[Dataset entries]
—————

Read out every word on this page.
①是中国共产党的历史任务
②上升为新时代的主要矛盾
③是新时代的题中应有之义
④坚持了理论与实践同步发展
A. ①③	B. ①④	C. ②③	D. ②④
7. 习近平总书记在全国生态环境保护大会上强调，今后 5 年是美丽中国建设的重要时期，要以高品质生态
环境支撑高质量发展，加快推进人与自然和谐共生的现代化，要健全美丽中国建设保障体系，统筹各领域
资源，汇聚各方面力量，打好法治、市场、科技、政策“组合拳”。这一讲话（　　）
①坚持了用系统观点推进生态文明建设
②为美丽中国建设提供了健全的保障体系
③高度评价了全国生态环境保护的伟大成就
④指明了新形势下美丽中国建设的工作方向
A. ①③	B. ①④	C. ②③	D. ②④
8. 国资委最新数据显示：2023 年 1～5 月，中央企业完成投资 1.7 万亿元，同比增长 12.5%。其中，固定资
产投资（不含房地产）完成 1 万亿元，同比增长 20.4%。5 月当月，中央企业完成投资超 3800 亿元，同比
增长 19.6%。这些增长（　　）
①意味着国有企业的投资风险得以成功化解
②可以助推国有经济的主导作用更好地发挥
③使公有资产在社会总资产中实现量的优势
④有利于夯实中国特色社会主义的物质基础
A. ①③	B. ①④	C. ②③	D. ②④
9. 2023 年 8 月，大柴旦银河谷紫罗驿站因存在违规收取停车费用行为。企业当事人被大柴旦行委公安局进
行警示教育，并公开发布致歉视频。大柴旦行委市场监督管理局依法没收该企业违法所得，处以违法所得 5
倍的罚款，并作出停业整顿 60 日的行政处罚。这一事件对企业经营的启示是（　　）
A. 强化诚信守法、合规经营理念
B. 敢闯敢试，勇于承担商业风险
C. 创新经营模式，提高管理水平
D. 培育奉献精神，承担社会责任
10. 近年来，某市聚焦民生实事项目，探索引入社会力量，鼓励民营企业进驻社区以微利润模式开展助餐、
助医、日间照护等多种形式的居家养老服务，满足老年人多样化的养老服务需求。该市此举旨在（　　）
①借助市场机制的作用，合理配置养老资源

—————

■ Task to complete ■
Restate the listing above word for word.

■ Task response ■
Read out every word on this page.
①是中国共产党的历史任务
②上升为新时代的主要矛盾
③是新时代的题中应有之义
④坚持了理论与实践同步发展
A. ①③	B. ①④	C. ②③	D. ②④
7. 习近平总书记在全国生态环境保护大会上强调，今后 5 年是美丽中国建设的重要时期，要以高品质生态
环境支撑高质量发展，加快推进人与自然和谐共生的现代化，要健全美丽中国建设保障体系，统筹各领域
资源，汇聚各方面力量，打好法治、市场、科技、政策“组合拳”。这一讲话（　　）
①坚持了用系统观点推进生态文明建设
②为美丽中国建设提供了健全的保障体系
③高度评价了全国生态环境保护的伟大成就
④指明了新形势下美丽中国建设的工作方向
A. ①③	B. ①④	C. ②③	D. ②④
8. 国资委最新数据显示：2023 年 1～5 月，中央企业完成投资 1.7 万亿元，同比增长 12.5%。其中，固定资
产投资（不含房地产）完成 1 万亿元，同比增长 20.4%。5 月当月，中央企业完成投资超 3800 亿元，同比
增长 19.6%。这些增长（　　）
①意味着国有企业的投资风险得以成功化解
②可以助推国有经济的主导作用更好地发挥
③使公有资产在社会总资产中实现量的优势
④有利于夯实中国特色社会主义的物质基础
A. ①③	B. ①④	C. ②③	D. ②④
9. 2023 年 8 月，大柴旦银河谷紫罗驿站因存在违规收取停车费用行为。企业当事人被大柴旦行委公安局进
行警示教育，并公开发布致歉视频。大柴旦行委市场监督管理局依法没收该企业违法所得，处以违法所得 5
倍的罚款，并作出停业整顿 60 日的行政处罚。这一事件对企业经营的启示是（　　）
A. 强化诚信守法、合规经营理念
B. 敢闯敢试，勇于承担商业风险
C. 创新经营模式，提高管理水平
D. 培育奉献精神，承担社会责任
10. 近年来，某市聚焦民生实事项目，探索引入社会力量，鼓励民营企业进驻社区以微利润模式开展助餐、
助医、日间照护等多种形式的居家养老服务，满足老年人多样化的养老服务需求。该市此举旨在（　　）
①借助市场机制的作用，合理配置养老资源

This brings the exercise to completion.